**Raw data**.
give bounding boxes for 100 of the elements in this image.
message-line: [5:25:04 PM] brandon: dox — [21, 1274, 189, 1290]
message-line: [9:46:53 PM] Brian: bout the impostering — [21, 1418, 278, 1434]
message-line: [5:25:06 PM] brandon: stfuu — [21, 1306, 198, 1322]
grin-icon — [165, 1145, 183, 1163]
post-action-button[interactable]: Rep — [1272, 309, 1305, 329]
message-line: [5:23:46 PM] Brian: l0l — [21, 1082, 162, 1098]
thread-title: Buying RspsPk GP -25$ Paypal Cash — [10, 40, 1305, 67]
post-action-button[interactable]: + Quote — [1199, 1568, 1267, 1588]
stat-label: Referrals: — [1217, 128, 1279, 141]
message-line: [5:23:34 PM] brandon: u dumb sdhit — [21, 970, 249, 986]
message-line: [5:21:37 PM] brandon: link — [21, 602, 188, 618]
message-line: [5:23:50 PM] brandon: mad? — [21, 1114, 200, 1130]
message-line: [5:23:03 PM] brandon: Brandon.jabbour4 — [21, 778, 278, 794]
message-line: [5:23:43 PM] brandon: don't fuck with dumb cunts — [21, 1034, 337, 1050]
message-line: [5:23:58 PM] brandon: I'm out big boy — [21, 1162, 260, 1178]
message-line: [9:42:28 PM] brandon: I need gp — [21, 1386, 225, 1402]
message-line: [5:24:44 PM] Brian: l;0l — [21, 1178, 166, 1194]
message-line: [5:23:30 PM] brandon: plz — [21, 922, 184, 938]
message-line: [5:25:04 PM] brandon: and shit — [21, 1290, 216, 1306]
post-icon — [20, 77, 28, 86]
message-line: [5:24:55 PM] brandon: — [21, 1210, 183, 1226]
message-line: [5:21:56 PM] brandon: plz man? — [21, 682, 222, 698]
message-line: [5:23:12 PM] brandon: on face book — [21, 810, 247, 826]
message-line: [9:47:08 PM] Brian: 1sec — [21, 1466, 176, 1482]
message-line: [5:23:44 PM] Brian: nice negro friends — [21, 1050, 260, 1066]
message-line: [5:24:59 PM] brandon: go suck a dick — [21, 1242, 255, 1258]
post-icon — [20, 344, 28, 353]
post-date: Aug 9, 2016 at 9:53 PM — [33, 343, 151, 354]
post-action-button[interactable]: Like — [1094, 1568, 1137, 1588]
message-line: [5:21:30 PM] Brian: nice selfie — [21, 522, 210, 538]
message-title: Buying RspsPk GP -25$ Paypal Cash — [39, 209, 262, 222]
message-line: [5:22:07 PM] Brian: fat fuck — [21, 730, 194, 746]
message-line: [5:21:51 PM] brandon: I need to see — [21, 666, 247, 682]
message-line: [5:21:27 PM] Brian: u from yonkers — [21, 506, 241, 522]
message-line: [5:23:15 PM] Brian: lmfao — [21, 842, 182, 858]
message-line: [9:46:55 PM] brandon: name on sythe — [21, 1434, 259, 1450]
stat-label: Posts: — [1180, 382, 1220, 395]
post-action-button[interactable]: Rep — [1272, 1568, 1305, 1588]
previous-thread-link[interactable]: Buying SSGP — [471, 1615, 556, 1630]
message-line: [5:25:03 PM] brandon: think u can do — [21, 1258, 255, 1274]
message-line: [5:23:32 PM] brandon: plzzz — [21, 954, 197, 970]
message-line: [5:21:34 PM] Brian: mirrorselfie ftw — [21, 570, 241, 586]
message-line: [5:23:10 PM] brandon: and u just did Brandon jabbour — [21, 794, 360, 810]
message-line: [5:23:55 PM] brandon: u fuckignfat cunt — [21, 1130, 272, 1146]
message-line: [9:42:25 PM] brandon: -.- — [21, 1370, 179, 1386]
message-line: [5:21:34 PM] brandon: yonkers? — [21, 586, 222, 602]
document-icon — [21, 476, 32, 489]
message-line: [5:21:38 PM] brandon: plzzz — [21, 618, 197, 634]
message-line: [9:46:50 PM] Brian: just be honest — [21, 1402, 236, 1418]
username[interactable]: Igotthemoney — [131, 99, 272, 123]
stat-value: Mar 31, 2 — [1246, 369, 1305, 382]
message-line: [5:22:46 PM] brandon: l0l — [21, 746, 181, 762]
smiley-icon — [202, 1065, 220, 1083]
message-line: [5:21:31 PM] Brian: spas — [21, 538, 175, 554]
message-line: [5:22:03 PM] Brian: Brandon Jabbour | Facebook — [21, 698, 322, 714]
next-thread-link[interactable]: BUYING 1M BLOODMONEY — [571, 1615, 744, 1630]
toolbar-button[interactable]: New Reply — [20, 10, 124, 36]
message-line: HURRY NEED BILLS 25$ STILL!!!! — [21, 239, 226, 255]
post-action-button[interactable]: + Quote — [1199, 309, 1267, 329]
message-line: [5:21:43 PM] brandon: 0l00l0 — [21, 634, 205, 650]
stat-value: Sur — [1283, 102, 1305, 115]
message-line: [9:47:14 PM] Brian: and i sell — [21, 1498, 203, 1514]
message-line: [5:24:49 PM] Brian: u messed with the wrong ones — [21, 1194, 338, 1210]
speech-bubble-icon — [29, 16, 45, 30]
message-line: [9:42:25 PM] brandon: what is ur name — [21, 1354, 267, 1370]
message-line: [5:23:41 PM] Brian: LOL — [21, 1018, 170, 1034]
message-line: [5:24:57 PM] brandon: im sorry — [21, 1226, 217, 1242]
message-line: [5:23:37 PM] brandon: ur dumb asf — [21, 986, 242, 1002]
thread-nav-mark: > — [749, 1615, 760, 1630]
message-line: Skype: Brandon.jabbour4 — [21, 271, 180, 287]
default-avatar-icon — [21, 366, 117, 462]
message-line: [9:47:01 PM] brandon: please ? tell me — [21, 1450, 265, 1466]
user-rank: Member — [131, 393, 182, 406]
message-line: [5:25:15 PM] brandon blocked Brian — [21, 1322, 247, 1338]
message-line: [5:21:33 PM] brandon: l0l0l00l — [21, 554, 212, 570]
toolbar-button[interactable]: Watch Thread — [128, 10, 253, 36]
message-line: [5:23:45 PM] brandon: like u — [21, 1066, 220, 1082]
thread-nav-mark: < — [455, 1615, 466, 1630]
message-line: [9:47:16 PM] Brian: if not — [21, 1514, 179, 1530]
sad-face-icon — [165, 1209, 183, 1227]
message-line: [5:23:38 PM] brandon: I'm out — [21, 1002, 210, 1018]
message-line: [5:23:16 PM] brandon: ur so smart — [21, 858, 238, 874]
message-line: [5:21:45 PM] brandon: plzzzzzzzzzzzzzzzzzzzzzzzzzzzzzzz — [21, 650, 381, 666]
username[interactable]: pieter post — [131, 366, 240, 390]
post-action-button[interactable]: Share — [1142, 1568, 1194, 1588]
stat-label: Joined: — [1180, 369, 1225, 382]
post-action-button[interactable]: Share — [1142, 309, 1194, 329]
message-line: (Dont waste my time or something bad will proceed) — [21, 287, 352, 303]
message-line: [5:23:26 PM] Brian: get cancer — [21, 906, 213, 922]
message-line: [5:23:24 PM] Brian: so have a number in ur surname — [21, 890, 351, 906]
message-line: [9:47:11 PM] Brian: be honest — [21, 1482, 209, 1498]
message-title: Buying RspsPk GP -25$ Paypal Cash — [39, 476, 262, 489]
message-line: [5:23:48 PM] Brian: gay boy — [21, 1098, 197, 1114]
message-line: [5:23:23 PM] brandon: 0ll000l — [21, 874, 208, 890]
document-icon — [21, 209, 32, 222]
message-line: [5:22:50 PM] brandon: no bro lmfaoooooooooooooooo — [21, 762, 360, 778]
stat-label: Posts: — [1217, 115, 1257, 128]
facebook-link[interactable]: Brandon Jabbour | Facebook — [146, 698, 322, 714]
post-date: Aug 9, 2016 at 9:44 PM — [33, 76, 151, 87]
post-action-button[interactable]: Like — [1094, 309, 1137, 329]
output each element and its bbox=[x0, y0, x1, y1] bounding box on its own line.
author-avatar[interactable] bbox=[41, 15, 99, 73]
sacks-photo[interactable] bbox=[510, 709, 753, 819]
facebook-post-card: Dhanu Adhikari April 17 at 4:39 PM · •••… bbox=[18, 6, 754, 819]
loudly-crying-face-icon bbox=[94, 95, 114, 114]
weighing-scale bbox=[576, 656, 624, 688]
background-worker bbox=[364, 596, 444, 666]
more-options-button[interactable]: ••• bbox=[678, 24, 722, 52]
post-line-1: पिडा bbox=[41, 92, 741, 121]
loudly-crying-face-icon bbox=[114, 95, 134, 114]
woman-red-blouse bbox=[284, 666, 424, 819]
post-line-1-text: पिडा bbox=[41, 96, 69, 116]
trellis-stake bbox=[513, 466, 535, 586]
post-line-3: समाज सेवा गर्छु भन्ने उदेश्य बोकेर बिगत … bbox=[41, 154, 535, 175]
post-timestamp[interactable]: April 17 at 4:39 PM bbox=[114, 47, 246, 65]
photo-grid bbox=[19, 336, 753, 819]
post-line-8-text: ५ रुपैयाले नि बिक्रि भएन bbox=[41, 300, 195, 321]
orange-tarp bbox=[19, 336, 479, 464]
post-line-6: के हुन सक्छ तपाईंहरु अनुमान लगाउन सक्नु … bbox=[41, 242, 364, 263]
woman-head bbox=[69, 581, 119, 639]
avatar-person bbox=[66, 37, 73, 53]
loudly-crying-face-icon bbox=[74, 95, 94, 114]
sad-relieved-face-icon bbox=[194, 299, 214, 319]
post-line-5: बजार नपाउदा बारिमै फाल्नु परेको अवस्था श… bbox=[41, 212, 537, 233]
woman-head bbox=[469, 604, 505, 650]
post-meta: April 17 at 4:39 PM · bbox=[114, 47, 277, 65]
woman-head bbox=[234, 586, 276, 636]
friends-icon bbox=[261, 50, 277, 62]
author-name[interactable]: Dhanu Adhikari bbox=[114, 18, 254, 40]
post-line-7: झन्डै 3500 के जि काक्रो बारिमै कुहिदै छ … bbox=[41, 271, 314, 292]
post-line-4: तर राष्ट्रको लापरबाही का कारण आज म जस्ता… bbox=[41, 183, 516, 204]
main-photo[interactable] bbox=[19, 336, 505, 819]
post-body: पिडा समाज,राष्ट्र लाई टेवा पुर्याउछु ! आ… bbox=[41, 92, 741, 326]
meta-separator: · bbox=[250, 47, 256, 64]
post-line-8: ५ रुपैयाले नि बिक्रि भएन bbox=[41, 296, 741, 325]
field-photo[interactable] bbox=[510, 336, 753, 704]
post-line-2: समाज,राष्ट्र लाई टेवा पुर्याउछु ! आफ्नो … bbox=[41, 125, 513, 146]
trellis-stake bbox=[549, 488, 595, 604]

**Exercise requirements**. Copy the data word for word, from its very first line through the line containing "post-action-button[interactable]: Rep — [1272, 309, 1305, 329]", including both of those lines.

**Correct result**.
give bounding boxes for 100 of the elements in this image.
message-line: [5:25:04 PM] brandon: dox — [21, 1274, 189, 1290]
message-line: [9:46:53 PM] Brian: bout the impostering — [21, 1418, 278, 1434]
message-line: [5:25:06 PM] brandon: stfuu — [21, 1306, 198, 1322]
grin-icon — [165, 1145, 183, 1163]
post-action-button[interactable]: Rep — [1272, 309, 1305, 329]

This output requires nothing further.